#### Material shown ####

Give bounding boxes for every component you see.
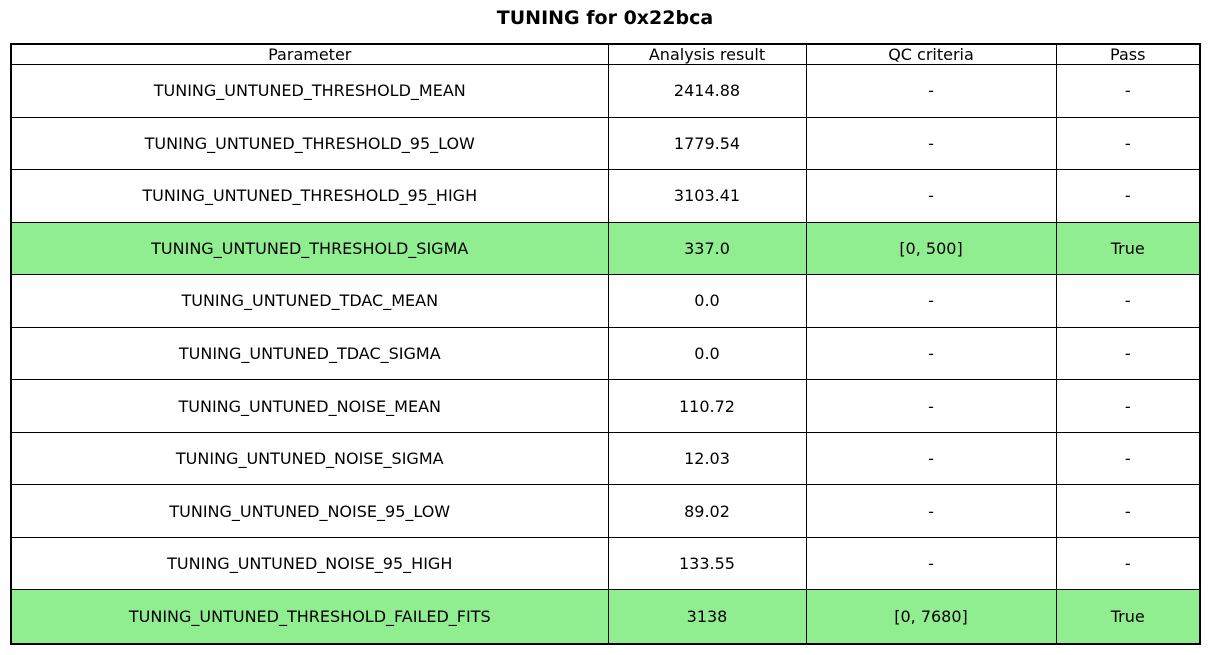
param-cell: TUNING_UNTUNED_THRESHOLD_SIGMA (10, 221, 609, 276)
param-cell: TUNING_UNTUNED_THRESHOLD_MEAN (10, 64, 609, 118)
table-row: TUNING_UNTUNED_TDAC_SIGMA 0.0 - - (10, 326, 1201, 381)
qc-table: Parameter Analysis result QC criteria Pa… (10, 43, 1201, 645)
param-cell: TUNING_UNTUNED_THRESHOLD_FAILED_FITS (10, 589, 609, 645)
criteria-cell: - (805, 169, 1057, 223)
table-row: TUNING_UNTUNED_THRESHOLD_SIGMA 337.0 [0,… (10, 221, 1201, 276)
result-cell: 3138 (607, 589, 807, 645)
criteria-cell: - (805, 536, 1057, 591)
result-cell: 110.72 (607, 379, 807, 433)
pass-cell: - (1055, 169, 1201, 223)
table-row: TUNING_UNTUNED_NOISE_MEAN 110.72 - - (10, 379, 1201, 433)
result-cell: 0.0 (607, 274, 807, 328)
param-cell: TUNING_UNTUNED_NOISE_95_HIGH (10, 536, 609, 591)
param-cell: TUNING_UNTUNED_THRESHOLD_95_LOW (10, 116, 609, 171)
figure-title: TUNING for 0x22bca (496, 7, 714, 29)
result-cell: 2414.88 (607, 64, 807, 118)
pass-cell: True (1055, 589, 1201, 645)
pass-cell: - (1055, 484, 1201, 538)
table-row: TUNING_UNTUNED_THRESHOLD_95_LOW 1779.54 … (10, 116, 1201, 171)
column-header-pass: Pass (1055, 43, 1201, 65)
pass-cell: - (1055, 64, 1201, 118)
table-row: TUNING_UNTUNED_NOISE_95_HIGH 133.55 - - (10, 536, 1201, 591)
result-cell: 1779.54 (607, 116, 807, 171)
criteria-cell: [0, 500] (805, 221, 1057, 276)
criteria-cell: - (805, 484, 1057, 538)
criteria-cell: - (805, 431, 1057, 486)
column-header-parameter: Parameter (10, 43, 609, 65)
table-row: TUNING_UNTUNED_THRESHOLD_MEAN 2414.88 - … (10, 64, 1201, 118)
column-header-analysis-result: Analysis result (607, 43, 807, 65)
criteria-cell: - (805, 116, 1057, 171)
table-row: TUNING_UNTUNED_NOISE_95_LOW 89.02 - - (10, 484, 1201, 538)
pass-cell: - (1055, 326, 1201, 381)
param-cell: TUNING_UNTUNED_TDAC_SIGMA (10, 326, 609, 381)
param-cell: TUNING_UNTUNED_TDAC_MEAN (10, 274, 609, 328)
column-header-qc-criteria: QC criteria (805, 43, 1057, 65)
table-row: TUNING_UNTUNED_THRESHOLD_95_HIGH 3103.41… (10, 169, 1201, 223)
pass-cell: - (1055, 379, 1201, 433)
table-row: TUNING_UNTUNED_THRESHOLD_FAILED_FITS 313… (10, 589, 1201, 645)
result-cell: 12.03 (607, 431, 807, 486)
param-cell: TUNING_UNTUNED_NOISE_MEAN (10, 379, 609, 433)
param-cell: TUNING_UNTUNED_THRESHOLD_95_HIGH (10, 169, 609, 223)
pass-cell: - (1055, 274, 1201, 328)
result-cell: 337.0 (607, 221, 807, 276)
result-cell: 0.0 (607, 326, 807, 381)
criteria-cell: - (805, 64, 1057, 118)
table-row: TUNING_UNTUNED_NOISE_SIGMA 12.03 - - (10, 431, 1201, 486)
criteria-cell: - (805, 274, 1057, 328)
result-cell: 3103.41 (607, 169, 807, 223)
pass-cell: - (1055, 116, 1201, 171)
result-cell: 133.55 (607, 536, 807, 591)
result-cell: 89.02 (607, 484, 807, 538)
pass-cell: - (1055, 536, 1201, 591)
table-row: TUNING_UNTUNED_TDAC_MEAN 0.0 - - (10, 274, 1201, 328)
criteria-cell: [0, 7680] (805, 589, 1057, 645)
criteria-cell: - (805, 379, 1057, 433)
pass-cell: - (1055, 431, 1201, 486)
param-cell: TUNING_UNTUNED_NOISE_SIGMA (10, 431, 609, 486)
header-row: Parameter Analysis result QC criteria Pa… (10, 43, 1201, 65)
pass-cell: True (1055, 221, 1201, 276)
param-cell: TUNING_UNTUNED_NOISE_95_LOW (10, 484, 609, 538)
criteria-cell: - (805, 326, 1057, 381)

####
#### Material shown ####

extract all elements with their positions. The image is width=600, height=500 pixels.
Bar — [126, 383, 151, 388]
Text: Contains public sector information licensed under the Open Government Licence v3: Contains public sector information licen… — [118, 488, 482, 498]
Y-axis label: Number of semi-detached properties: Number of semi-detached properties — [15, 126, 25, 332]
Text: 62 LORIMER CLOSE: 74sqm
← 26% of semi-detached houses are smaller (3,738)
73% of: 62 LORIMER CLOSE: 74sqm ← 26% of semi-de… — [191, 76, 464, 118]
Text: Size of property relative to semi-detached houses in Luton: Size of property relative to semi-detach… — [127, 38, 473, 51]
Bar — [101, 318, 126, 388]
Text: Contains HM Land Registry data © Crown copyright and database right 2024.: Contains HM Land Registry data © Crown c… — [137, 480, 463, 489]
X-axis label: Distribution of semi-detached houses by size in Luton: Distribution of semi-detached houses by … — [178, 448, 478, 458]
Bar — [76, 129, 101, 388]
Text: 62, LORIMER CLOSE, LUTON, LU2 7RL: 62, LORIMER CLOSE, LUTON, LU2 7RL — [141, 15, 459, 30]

####

--- What is being asked ---
Give the lines from the one holding "param-cell: TUNING_UNTUNED_THRESHOLD_SIGMA (10, 221, 609, 276)" through the one holding "pass-cell: - (1055, 64, 1201, 118)", inclusive, as a Markdown table with columns Row and Line, numbering each row and leaving out blank lines.

--- Answer to the exercise ---
| Row | Line |
|---|---|
| 1 | param-cell: TUNING_UNTUNED_THRESHOLD_SIGMA (10, 221, 609, 276) |
| 2 | param-cell: TUNING_UNTUNED_THRESHOLD_MEAN (10, 64, 609, 118) |
| 3 | table-row: TUNING_UNTUNED_TDAC_SIGMA 0.0 - - (10, 326, 1201, 381) |
| 4 | qc-table: Parameter Analysis result QC criteria Pa… (10, 43, 1201, 645) |
| 5 | param-cell: TUNING_UNTUNED_THRESHOLD_FAILED_FITS (10, 589, 609, 645) |
| 6 | criteria-cell: - (805, 169, 1057, 223) |
| 7 | table-row: TUNING_UNTUNED_THRESHOLD_SIGMA 337.0 [0,… (10, 221, 1201, 276) |
| 8 | result-cell: 3138 (607, 589, 807, 645) |
| 9 | criteria-cell: - (805, 536, 1057, 591) |
| 10 | result-cell: 110.72 (607, 379, 807, 433) |
| 11 | pass-cell: - (1055, 169, 1201, 223) |
| 12 | table-row: TUNING_UNTUNED_NOISE_MEAN 110.72 - - (10, 379, 1201, 433) |
| 13 | result-cell: 0.0 (607, 274, 807, 328) |
| 14 | param-cell: TUNING_UNTUNED_NOISE_95_HIGH (10, 536, 609, 591) |
| 15 | param-cell: TUNING_UNTUNED_THRESHOLD_95_LOW (10, 116, 609, 171) |
| 16 | figure-title: TUNING for 0x22bca (496, 7, 714, 29) |
| 17 | result-cell: 2414.88 (607, 64, 807, 118) |
| 18 | pass-cell: True (1055, 589, 1201, 645) |
| 19 | pass-cell: - (1055, 484, 1201, 538) |
| 20 | table-row: TUNING_UNTUNED_THRESHOLD_95_LOW 1779.54 … (10, 116, 1201, 171) |
| 21 | column-header-pass: Pass (1055, 43, 1201, 65) |
| 22 | pass-cell: - (1055, 64, 1201, 118) |